Collected data
+ + +
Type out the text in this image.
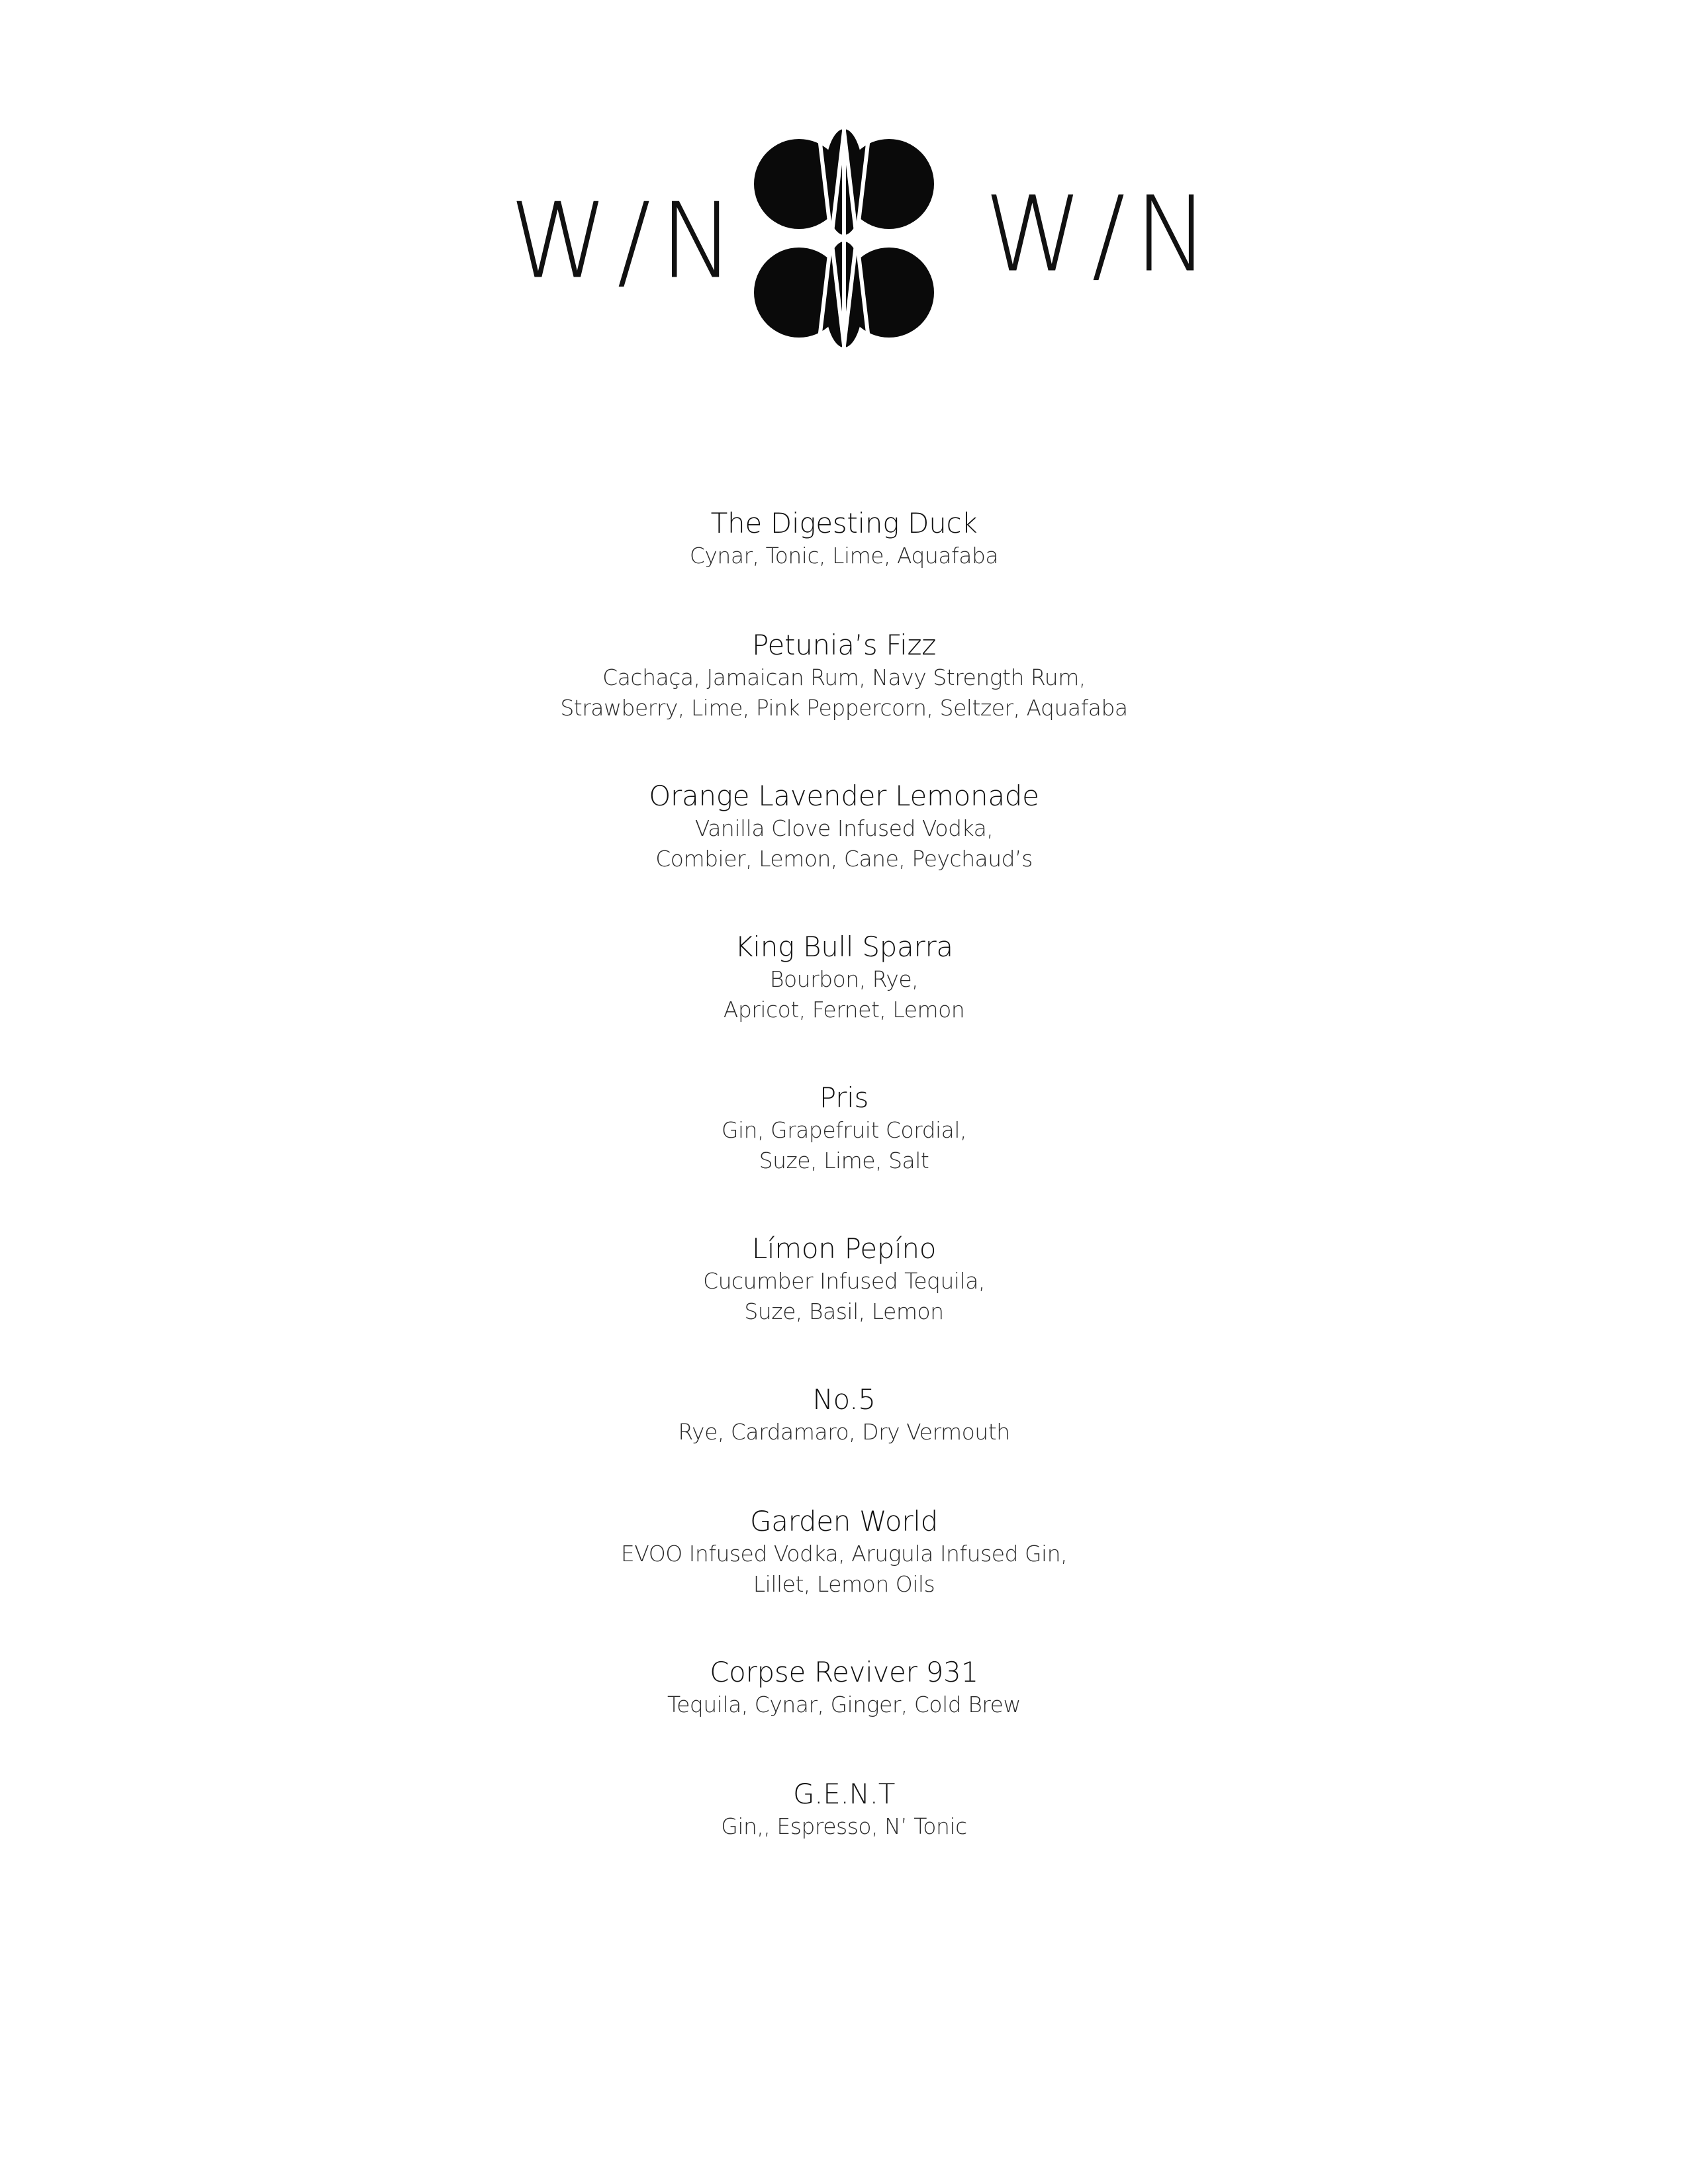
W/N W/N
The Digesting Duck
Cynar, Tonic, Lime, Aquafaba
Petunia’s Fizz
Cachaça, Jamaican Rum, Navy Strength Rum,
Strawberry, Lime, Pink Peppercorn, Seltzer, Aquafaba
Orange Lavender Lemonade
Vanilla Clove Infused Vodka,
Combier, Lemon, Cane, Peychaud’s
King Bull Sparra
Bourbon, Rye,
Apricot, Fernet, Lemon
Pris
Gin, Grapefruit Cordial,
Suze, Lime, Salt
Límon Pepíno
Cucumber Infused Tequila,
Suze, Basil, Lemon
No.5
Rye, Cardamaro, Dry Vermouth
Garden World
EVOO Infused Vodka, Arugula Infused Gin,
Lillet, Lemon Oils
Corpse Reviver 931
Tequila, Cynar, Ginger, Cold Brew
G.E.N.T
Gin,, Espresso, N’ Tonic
+ + +
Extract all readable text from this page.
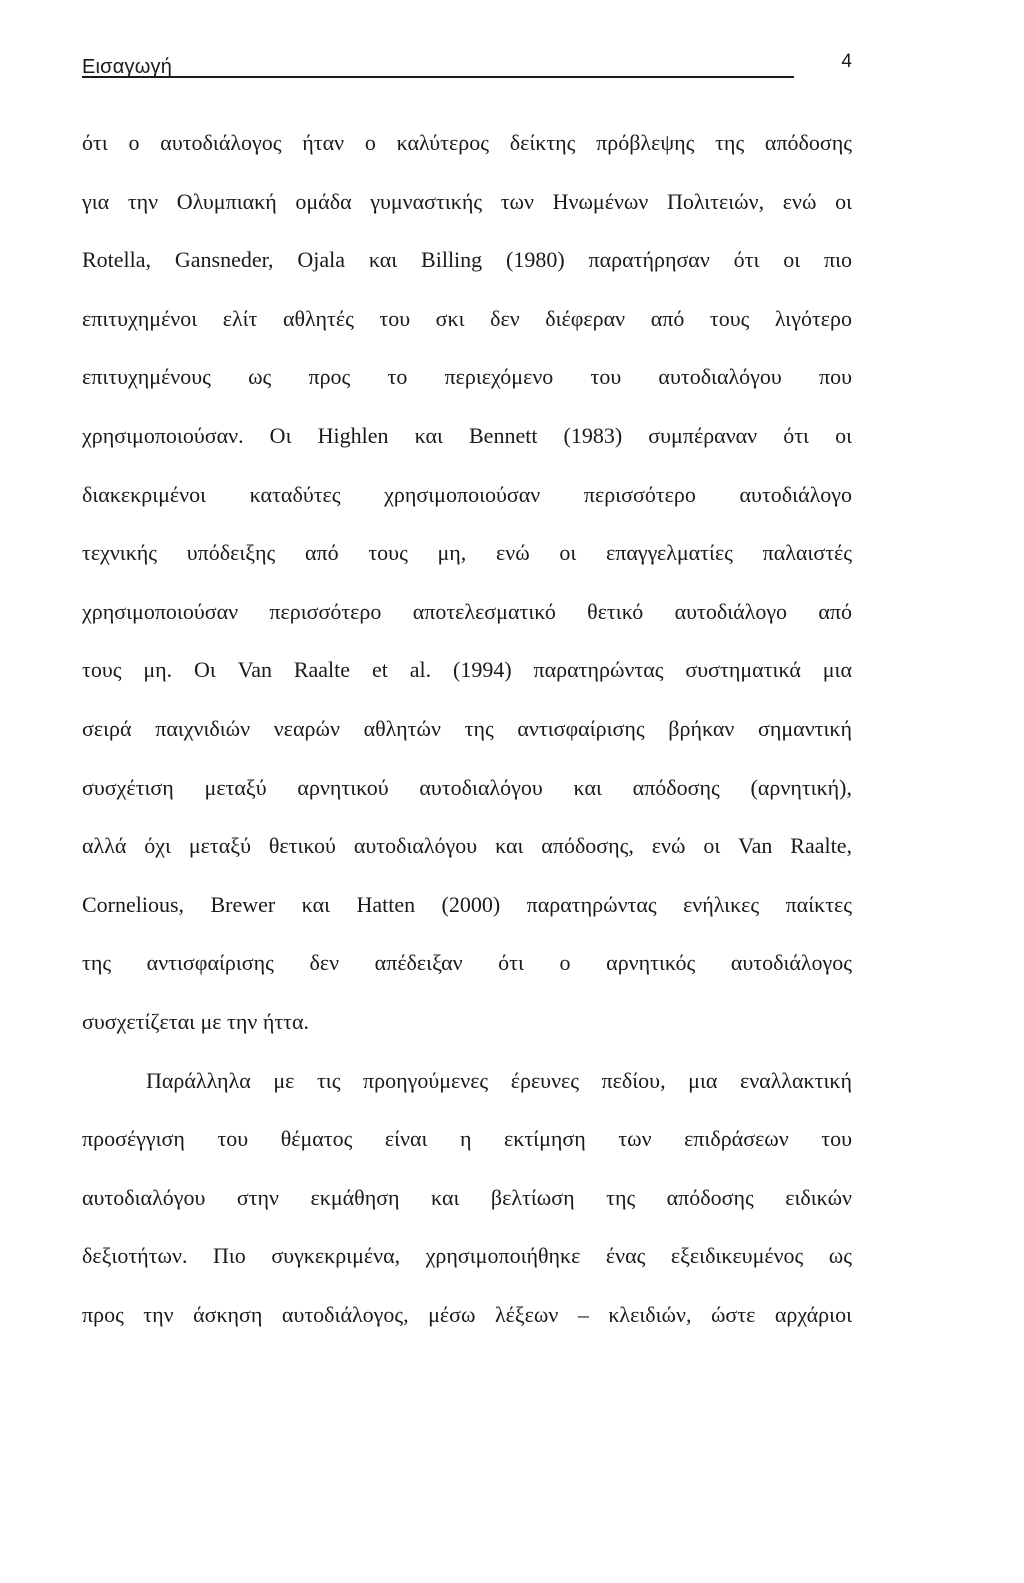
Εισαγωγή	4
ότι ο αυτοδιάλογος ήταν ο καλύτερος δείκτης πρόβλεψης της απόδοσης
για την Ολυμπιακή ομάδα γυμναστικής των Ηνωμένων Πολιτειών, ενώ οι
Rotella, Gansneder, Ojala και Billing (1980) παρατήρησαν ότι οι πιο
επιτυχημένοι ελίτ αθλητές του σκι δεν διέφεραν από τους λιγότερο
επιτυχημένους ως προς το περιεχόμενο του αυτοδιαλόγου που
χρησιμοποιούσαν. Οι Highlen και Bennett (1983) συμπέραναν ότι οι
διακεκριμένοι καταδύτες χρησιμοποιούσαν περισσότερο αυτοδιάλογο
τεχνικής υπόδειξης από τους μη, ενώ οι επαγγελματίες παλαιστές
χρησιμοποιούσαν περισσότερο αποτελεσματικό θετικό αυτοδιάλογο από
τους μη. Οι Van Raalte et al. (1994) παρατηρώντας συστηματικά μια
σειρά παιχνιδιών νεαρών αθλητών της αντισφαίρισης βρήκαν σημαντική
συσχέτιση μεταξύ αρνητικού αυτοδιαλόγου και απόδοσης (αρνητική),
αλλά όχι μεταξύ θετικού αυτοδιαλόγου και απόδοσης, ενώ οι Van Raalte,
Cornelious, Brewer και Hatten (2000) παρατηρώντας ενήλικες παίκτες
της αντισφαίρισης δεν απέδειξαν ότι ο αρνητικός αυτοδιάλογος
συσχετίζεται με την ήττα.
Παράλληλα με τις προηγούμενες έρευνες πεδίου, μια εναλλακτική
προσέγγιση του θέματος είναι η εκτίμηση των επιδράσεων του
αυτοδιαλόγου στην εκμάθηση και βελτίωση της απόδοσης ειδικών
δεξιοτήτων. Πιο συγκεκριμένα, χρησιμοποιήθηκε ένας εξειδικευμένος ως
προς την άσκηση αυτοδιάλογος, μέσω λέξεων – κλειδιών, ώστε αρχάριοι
+ + +
Isolate the lines above that contain the word "προς" and copy them.

επιτυχημένους ως προς το περιεχόμενο του αυτοδιαλόγου που
προς την άσκηση αυτοδιάλογος, μέσω λέξεων – κλειδιών, ώστε αρχάριοι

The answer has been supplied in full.